* REQUIREMENTS
Please copy all of the data below word for word, leaving out the pictures.

___

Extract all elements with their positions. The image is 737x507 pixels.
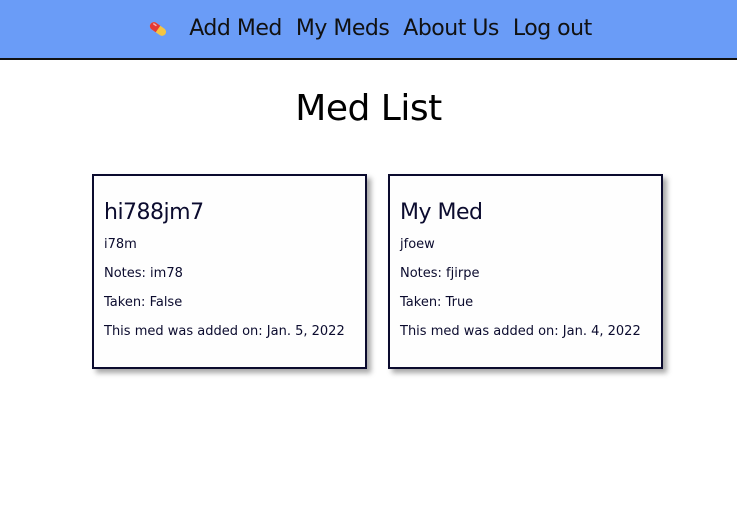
med-card[interactable]: hi788jm7 i78m Notes: im78 Taken: False T… [92,174,367,369]
med-added-date: This med was added on: Jan. 4, 2022 [400,324,641,339]
nav-link-log-out[interactable]: Log out [513,18,592,40]
med-description: i78m [104,237,137,252]
nav-link-add-med[interactable]: Add Med [189,18,282,40]
navbar: Add Med My Meds About Us Log out [0,0,737,60]
nav-link-my-meds[interactable]: My Meds [296,18,390,40]
med-name: hi788jm7 [104,200,204,225]
page-title: Med List [295,88,442,129]
med-description: jfoew [400,237,435,252]
med-name: My Med [400,200,483,225]
med-card[interactable]: My Med jfoew Notes: fjirpe Taken: True T… [388,174,663,369]
med-taken-status: Taken: True [400,295,474,310]
nav-link-about-us[interactable]: About Us [403,18,499,40]
med-added-date: This med was added on: Jan. 5, 2022 [104,324,345,339]
med-taken-status: Taken: False [104,295,183,310]
med-card-list: hi788jm7 i78m Notes: im78 Taken: False T… [92,174,663,369]
med-notes: Notes: im78 [104,266,183,281]
pill-icon[interactable] [145,16,171,42]
med-notes: Notes: fjirpe [400,266,480,281]
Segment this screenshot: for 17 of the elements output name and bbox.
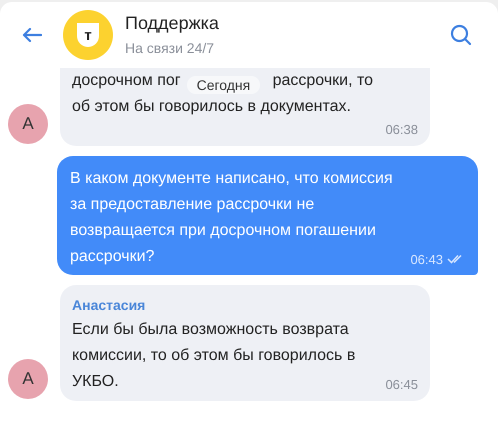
search-icon[interactable] xyxy=(450,24,472,46)
logo-letter: т xyxy=(84,28,92,42)
author-name: Анастасия xyxy=(72,296,146,315)
message-time: 06:43 xyxy=(410,250,443,268)
message-text: В каком документе написано, что комиссия за предоставление рассрочки не возвращается при досрочном погашении рассрочки? xyxy=(70,168,393,266)
avatar: А xyxy=(8,358,48,398)
chat-status: На связи 24/7 xyxy=(125,39,216,58)
chat-title: Поддержка xyxy=(125,12,219,34)
date-chip: Сегодня xyxy=(186,76,260,94)
back-arrow-icon[interactable] xyxy=(22,27,42,43)
message-text: рассрочки, то xyxy=(272,71,374,91)
message-text: Если бы была возможность возврата комиссии, то об этом бы говорилось в УКБО. xyxy=(72,320,356,392)
message-text: досрочном пог xyxy=(72,71,181,91)
message-time: 06:45 xyxy=(385,376,418,394)
message-time: 06:38 xyxy=(385,121,418,139)
message-text: об этом бы говорилось в документах. xyxy=(72,97,351,117)
avatar: А xyxy=(8,104,48,144)
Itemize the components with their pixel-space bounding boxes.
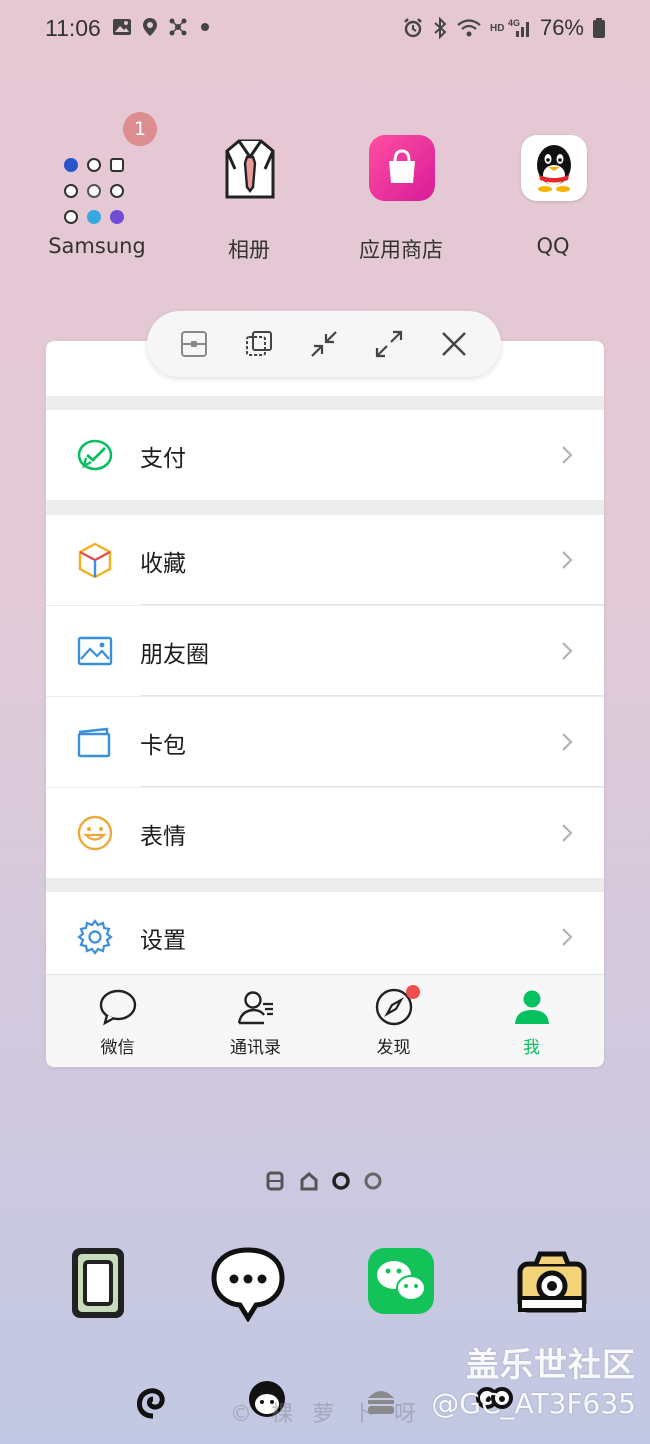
card-wallet-icon (77, 727, 111, 758)
close-icon[interactable] (438, 328, 470, 360)
menu-label-favorites: 收藏 (140, 551, 186, 577)
minimize-icon[interactable] (308, 328, 340, 360)
location-icon (143, 18, 157, 36)
menu-label-settings: 设置 (140, 928, 186, 954)
maximize-icon[interactable] (373, 328, 405, 360)
menu-item-card-wallet[interactable]: 卡包 (46, 697, 604, 787)
chevron-right-icon (562, 446, 573, 464)
dock (0, 1242, 650, 1322)
menu-divider (140, 695, 604, 696)
page-dot (364, 1172, 382, 1190)
chevron-right-icon (562, 733, 573, 751)
current-page-dot (332, 1172, 350, 1190)
user-id-watermark: @GC_AT3F635 (431, 1387, 636, 1420)
menu-divider (140, 604, 604, 605)
menu-label-stickers: 表情 (140, 824, 186, 850)
home-page-indicator[interactable] (264, 1170, 394, 1192)
status-right-icons: HD 4G 76% (402, 15, 606, 41)
tab-label-discover: 发现 (376, 1038, 411, 1058)
app-gallery-label: 相册 (228, 238, 270, 262)
tab-contacts[interactable]: 通讯录 (186, 975, 325, 1067)
back-swirl-icon[interactable] (134, 1382, 172, 1420)
status-bar: 11:06 HD 4G 76% (0, 0, 650, 60)
alarm-icon (404, 18, 422, 38)
camera-icon[interactable] (512, 1242, 592, 1322)
dot-icon (201, 23, 209, 31)
tab-label-chats: 微信 (100, 1038, 135, 1058)
wifi-icon (457, 19, 481, 37)
tab-chats[interactable]: 微信 (48, 975, 187, 1067)
menu-divider (140, 786, 604, 787)
moments-icon (77, 636, 113, 666)
menu-item-moments[interactable]: 朋友圈 (46, 606, 604, 696)
bottom-tab-bar: 微信 通讯录 发现 我 (46, 974, 604, 1067)
menu-item-stickers[interactable]: 表情 (46, 788, 604, 878)
stickers-icon (77, 815, 113, 851)
tab-discover[interactable]: 发现 (324, 975, 463, 1067)
chevron-right-icon (562, 551, 573, 569)
menu-label-payment: 支付 (140, 446, 186, 472)
payment-icon (77, 439, 113, 471)
app-qq-label: QQ (536, 234, 570, 258)
tab-me[interactable]: 我 (462, 975, 601, 1067)
pop-up-view-icon[interactable] (243, 328, 275, 360)
popup-window-toolbar (147, 311, 501, 377)
discover-new-dot (406, 985, 420, 999)
home-app-row: Samsung 1 相册 应用商店 QQ (0, 110, 650, 280)
notification-badge: 1 (123, 112, 157, 146)
status-time: 11:06 (45, 15, 101, 41)
app-store-label: 应用商店 (359, 238, 443, 262)
split-view-icon[interactable] (178, 328, 210, 360)
wechat-popup-window: 支付 收藏 朋友圈 卡包 表情 设置 微信 通讯录 发现 我 (46, 341, 604, 1067)
svg-text:HD: HD (490, 23, 504, 34)
menu-label-moments: 朋友圈 (140, 642, 209, 668)
battery-icon (593, 18, 605, 38)
chat-bubble-icon (99, 989, 136, 1026)
network-icon (169, 18, 187, 36)
author-watermark: © 棵 萝 卜 呀 (230, 1402, 422, 1427)
samsung-folder-icon (36, 132, 124, 224)
chevron-right-icon (562, 928, 573, 946)
phone-frame-icon[interactable] (58, 1242, 138, 1322)
status-left-icons (112, 17, 212, 37)
shirt-tie-icon (217, 135, 283, 201)
chevron-right-icon (562, 642, 573, 660)
hd-signal-icon: HD 4G (490, 18, 529, 37)
tab-label-me: 我 (523, 1038, 540, 1058)
tab-label-contacts: 通讯录 (230, 1038, 281, 1058)
settings-icon (77, 919, 113, 955)
battery-percent: 76% (539, 15, 584, 40)
favorites-icon (78, 542, 112, 579)
chevron-right-icon (562, 824, 573, 842)
menu-label-card-wallet: 卡包 (140, 733, 186, 759)
home-page-icon (300, 1172, 318, 1191)
gallery-icon (113, 19, 131, 35)
menu-item-favorites[interactable]: 收藏 (46, 515, 604, 605)
qq-penguin-icon (521, 135, 587, 201)
shopping-bag-icon (369, 135, 435, 201)
messages-icon[interactable] (208, 1242, 288, 1322)
person-icon (514, 990, 549, 1024)
community-watermark: 盖乐世社区 (466, 1345, 636, 1384)
samsung-folder-label: Samsung (48, 234, 146, 258)
menu-item-payment[interactable]: 支付 (46, 410, 604, 500)
svg-text:4G: 4G (508, 18, 520, 28)
contacts-icon (237, 991, 273, 1025)
bluetooth-icon (434, 17, 447, 39)
wechat-icon[interactable] (362, 1242, 442, 1322)
menu-item-settings[interactable]: 设置 (46, 892, 604, 974)
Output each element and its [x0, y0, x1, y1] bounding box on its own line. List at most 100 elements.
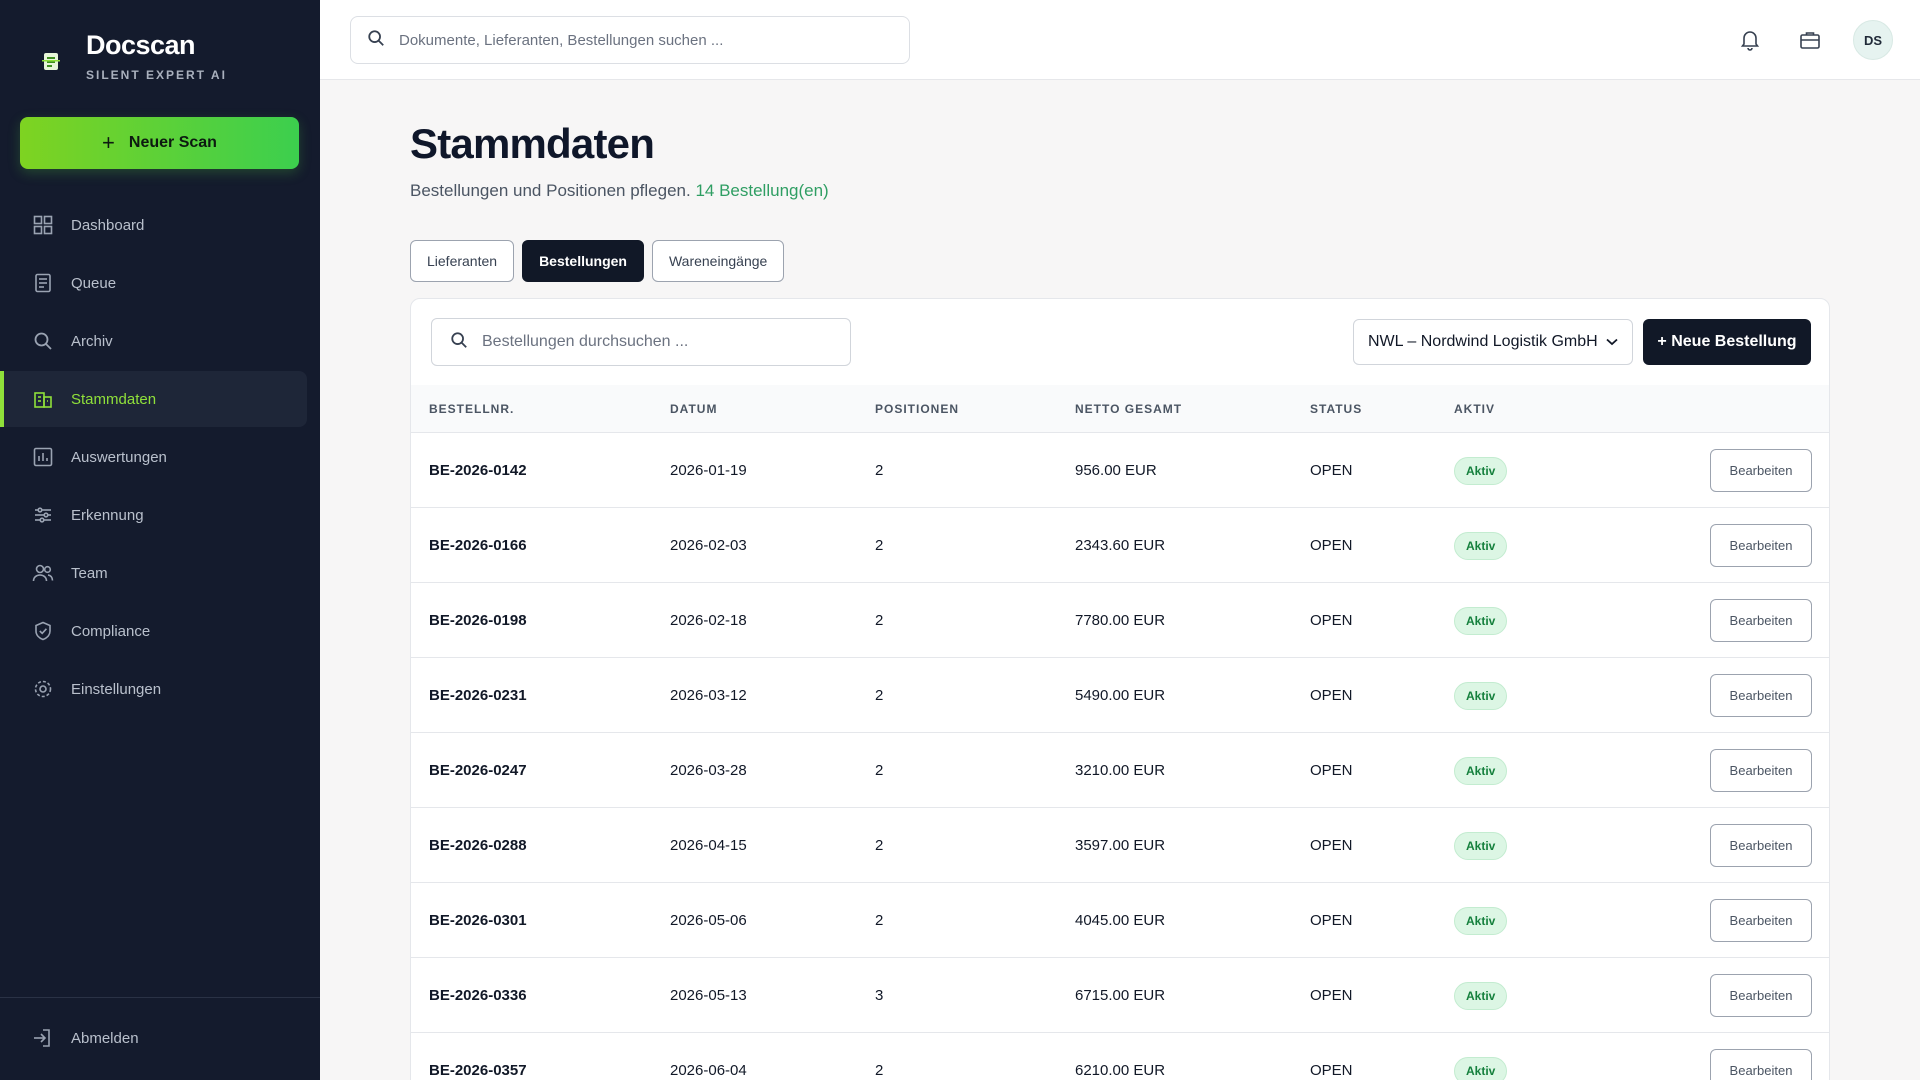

___

* IN RESPONSE
Extract all elements with their positions. The image is 737x507 pixels.
med-card[interactable]: hi788jm7 i78m Notes: im78 Taken: False T… [92,174,367,369]
med-added-date: This med was added on: Jan. 4, 2022 [400,324,641,339]
nav-link-log-out[interactable]: Log out [513,18,592,40]
med-description: i78m [104,237,137,252]
nav-link-add-med[interactable]: Add Med [189,18,282,40]
navbar: Add Med My Meds About Us Log out [0,0,737,60]
nav-link-my-meds[interactable]: My Meds [296,18,390,40]
med-name: hi788jm7 [104,200,204,225]
page-title: Med List [295,88,442,129]
med-description: jfoew [400,237,435,252]
med-name: My Med [400,200,483,225]
med-card[interactable]: My Med jfoew Notes: fjirpe Taken: True T… [388,174,663,369]
med-taken-status: Taken: True [400,295,474,310]
nav-link-about-us[interactable]: About Us [403,18,499,40]
med-added-date: This med was added on: Jan. 5, 2022 [104,324,345,339]
med-taken-status: Taken: False [104,295,183,310]
med-card-list: hi788jm7 i78m Notes: im78 Taken: False T… [92,174,663,369]
med-notes: Notes: im78 [104,266,183,281]
pill-icon[interactable] [145,16,171,42]
med-notes: Notes: fjirpe [400,266,480,281]
Segment this screenshot: for 17 of the elements output name and bbox.
search-icon[interactable] xyxy=(450,24,472,46)
logo-letter: т xyxy=(84,28,92,42)
author-name: Анастасия xyxy=(72,296,146,315)
message-time: 06:43 xyxy=(410,250,443,268)
message-text: В каком документе написано, что комиссия за предоставление рассрочки не возвращается при досрочном погашении рассрочки? xyxy=(70,168,393,266)
avatar: А xyxy=(8,358,48,398)
chat-status: На связи 24/7 xyxy=(125,39,216,58)
chat-title: Поддержка xyxy=(125,12,219,34)
date-chip: Сегодня xyxy=(186,76,260,94)
back-arrow-icon[interactable] xyxy=(22,27,42,43)
message-text: рассрочки, то xyxy=(272,71,374,91)
message-text: Если бы была возможность возврата комиссии, то об этом бы говорилось в УКБО. xyxy=(72,320,356,392)
message-text: досрочном пог xyxy=(72,71,181,91)
message-time: 06:45 xyxy=(385,376,418,394)
message-time: 06:38 xyxy=(385,121,418,139)
message-text: об этом бы говорилось в документах. xyxy=(72,97,351,117)
avatar: А xyxy=(8,104,48,144)
Itemize the components with their pixel-space bounding boxes.
card-wallet-icon (77, 727, 111, 758)
close-icon[interactable] (438, 328, 470, 360)
menu-label-favorites: 收藏 (140, 551, 186, 577)
minimize-icon[interactable] (308, 328, 340, 360)
location-icon (143, 18, 157, 36)
menu-label-settings: 设置 (140, 928, 186, 954)
maximize-icon[interactable] (373, 328, 405, 360)
menu-item-card-wallet[interactable]: 卡包 (46, 697, 604, 787)
chevron-right-icon (562, 446, 573, 464)
dock (0, 1242, 650, 1322)
menu-divider (140, 695, 604, 696)
page-dot (364, 1172, 382, 1190)
chevron-right-icon (562, 733, 573, 751)
current-page-dot (332, 1172, 350, 1190)
user-id-watermark: @GC_AT3F635 (431, 1387, 636, 1420)
menu-divider (140, 604, 604, 605)
menu-label-stickers: 表情 (140, 824, 186, 850)
home-page-indicator[interactable] (264, 1170, 394, 1192)
status-right-icons: HD 4G 76% (402, 15, 606, 41)
tab-label-discover: 发现 (376, 1038, 411, 1058)
app-gallery-label: 相册 (228, 238, 270, 262)
tab-contacts[interactable]: 通讯录 (186, 975, 325, 1067)
back-swirl-icon[interactable] (134, 1382, 172, 1420)
status-bar: 11:06 HD 4G 76% (0, 0, 650, 60)
alarm-icon (404, 18, 422, 38)
camera-icon[interactable] (512, 1242, 592, 1322)
dot-icon (201, 23, 209, 31)
tab-label-chats: 微信 (100, 1038, 135, 1058)
wifi-icon (457, 19, 481, 37)
tab-chats[interactable]: 微信 (48, 975, 187, 1067)
menu-divider (140, 786, 604, 787)
moments-icon (77, 636, 113, 666)
menu-item-moments[interactable]: 朋友圈 (46, 606, 604, 696)
bottom-tab-bar: 微信 通讯录 发现 我 (46, 974, 604, 1067)
menu-item-stickers[interactable]: 表情 (46, 788, 604, 878)
stickers-icon (77, 815, 113, 851)
tab-discover[interactable]: 发现 (324, 975, 463, 1067)
chevron-right-icon (562, 551, 573, 569)
menu-label-payment: 支付 (140, 446, 186, 472)
payment-icon (77, 439, 113, 471)
app-qq-label: QQ (536, 234, 570, 258)
tab-me[interactable]: 我 (462, 975, 601, 1067)
pop-up-view-icon[interactable] (243, 328, 275, 360)
popup-window-toolbar (147, 311, 501, 377)
discover-new-dot (406, 985, 420, 999)
home-app-row: Samsung 1 相册 应用商店 QQ (0, 110, 650, 280)
notification-badge: 1 (123, 112, 157, 146)
status-time: 11:06 (45, 15, 101, 41)
app-store-label: 应用商店 (359, 238, 443, 262)
split-view-icon[interactable] (178, 328, 210, 360)
wechat-popup-window: 支付 收藏 朋友圈 卡包 表情 设置 微信 通讯录 发现 我 (46, 341, 604, 1067)
svg-text:HD: HD (490, 23, 504, 34)
menu-label-moments: 朋友圈 (140, 642, 209, 668)
battery-icon (593, 18, 605, 38)
chat-bubble-icon (99, 989, 136, 1026)
network-icon (169, 18, 187, 36)
author-watermark: © 棵 萝 卜 呀 (230, 1402, 422, 1427)
samsung-folder-icon (36, 132, 124, 224)
chevron-right-icon (562, 928, 573, 946)
phone-frame-icon[interactable] (58, 1242, 138, 1322)
status-left-icons (112, 17, 212, 37)
shirt-tie-icon (217, 135, 283, 201)
chevron-right-icon (562, 642, 573, 660)
hd-signal-icon: HD 4G (490, 18, 529, 37)
tab-label-me: 我 (523, 1038, 540, 1058)
tab-label-contacts: 通讯录 (230, 1038, 281, 1058)
settings-icon (77, 919, 113, 955)
battery-percent: 76% (539, 15, 584, 40)
favorites-icon (78, 542, 112, 579)
chevron-right-icon (562, 824, 573, 842)
menu-label-card-wallet: 卡包 (140, 733, 186, 759)
home-page-icon (300, 1172, 318, 1191)
gallery-icon (113, 19, 131, 35)
menu-item-favorites[interactable]: 收藏 (46, 515, 604, 605)
qq-penguin-icon (521, 135, 587, 201)
shopping-bag-icon (369, 135, 435, 201)
messages-icon[interactable] (208, 1242, 288, 1322)
person-icon (514, 990, 549, 1024)
community-watermark: 盖乐世社区 (466, 1345, 636, 1384)
samsung-folder-label: Samsung (48, 234, 146, 258)
menu-item-payment[interactable]: 支付 (46, 410, 604, 500)
svg-text:4G: 4G (508, 18, 520, 28)
contacts-icon (237, 991, 273, 1025)
bluetooth-icon (434, 17, 447, 39)
wechat-icon[interactable] (362, 1242, 442, 1322)
menu-item-settings[interactable]: 设置 (46, 892, 604, 974)
Output each element and its [x0, y0, x1, y1] bounding box on its own line. List at most 100 elements.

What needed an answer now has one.